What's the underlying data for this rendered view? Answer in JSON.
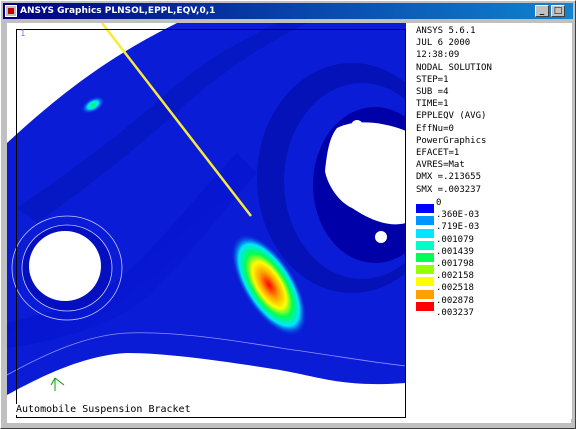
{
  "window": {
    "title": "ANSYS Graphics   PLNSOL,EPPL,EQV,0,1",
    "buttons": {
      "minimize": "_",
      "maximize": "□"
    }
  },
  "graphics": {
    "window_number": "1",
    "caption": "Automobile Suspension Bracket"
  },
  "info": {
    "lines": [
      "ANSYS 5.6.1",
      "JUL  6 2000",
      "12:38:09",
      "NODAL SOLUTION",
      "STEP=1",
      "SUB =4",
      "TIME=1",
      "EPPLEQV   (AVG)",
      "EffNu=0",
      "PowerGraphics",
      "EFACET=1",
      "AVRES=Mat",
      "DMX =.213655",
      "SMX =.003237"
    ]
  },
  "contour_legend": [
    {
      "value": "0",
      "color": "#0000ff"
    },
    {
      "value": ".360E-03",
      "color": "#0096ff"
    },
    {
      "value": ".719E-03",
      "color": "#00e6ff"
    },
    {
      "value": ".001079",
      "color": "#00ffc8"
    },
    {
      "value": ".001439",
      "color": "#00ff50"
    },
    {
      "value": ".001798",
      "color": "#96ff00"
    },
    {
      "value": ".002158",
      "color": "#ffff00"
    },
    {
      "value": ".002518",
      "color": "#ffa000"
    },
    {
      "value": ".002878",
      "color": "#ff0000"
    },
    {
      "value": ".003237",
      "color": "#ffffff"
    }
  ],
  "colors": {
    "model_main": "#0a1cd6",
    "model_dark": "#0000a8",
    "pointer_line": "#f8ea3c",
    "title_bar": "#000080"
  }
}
━━━━
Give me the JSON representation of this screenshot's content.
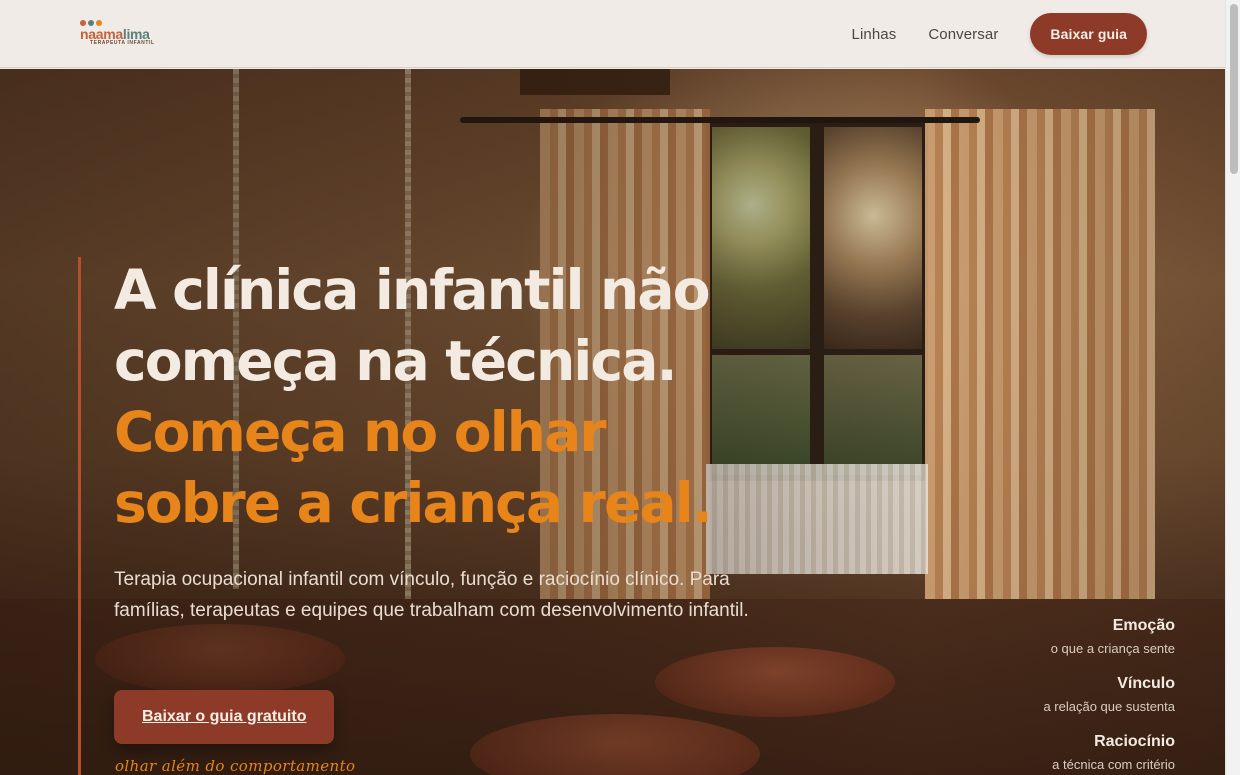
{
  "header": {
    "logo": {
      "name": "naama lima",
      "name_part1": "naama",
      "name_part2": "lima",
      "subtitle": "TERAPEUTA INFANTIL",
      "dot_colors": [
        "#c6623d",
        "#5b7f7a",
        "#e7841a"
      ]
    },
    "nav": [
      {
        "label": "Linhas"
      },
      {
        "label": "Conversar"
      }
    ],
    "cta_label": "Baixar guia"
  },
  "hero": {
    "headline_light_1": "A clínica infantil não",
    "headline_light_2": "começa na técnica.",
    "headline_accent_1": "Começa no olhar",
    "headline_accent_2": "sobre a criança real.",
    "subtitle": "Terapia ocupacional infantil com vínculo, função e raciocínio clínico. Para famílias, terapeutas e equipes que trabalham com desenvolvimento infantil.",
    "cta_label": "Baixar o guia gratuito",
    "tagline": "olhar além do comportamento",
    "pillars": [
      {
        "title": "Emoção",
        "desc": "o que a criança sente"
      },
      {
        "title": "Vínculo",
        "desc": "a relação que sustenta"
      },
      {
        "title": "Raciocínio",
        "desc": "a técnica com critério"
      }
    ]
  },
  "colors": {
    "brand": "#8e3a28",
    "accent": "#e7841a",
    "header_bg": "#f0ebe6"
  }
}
━━━━
- [Work to complete]: In the entries above, find the lines containing the word "técnica" and say how many there are, with no other words.

- [Solution for this task]: 2